RAW DATA:
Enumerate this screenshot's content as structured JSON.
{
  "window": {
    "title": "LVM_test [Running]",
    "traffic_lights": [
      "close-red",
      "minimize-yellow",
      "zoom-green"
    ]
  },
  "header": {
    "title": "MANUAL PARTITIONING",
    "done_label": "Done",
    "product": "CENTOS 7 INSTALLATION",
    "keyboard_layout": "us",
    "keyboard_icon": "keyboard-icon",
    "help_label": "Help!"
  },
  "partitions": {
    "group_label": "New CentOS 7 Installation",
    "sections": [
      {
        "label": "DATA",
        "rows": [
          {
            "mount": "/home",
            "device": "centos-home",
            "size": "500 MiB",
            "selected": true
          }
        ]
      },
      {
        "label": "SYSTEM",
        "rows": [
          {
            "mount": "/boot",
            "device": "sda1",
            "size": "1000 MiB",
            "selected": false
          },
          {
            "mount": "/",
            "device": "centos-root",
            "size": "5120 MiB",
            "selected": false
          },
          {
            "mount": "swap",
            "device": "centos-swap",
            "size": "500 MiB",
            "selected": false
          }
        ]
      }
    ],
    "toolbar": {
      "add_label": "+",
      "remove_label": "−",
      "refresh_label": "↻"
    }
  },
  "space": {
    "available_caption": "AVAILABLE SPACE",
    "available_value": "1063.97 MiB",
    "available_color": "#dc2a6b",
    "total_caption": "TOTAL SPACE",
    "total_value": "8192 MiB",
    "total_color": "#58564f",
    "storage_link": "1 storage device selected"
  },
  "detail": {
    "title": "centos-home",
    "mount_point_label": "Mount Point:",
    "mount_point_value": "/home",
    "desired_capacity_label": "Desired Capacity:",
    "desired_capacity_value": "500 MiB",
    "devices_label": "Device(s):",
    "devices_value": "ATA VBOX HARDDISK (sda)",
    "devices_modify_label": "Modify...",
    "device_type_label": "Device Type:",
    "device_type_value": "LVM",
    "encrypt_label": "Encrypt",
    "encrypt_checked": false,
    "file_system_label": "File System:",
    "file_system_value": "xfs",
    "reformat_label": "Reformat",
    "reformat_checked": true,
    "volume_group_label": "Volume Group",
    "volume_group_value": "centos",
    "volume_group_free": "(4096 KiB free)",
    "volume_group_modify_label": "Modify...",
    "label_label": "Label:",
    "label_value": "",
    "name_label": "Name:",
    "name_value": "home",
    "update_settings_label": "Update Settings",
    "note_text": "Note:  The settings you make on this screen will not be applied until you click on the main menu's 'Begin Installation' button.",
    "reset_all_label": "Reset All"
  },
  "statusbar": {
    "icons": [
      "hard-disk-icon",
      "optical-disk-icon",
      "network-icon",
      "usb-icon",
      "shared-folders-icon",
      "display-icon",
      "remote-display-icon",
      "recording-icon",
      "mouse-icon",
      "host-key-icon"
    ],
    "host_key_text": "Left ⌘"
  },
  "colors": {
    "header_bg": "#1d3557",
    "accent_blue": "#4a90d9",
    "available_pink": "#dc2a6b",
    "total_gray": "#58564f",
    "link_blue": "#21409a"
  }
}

EXERCISE DESCRIPTION:
Copy out each line of the data where the string "size" appears.

ANSWER TO THE EXERCISE:
            "size": "500 MiB",
            "size": "1000 MiB",
            "size": "5120 MiB",
            "size": "500 MiB",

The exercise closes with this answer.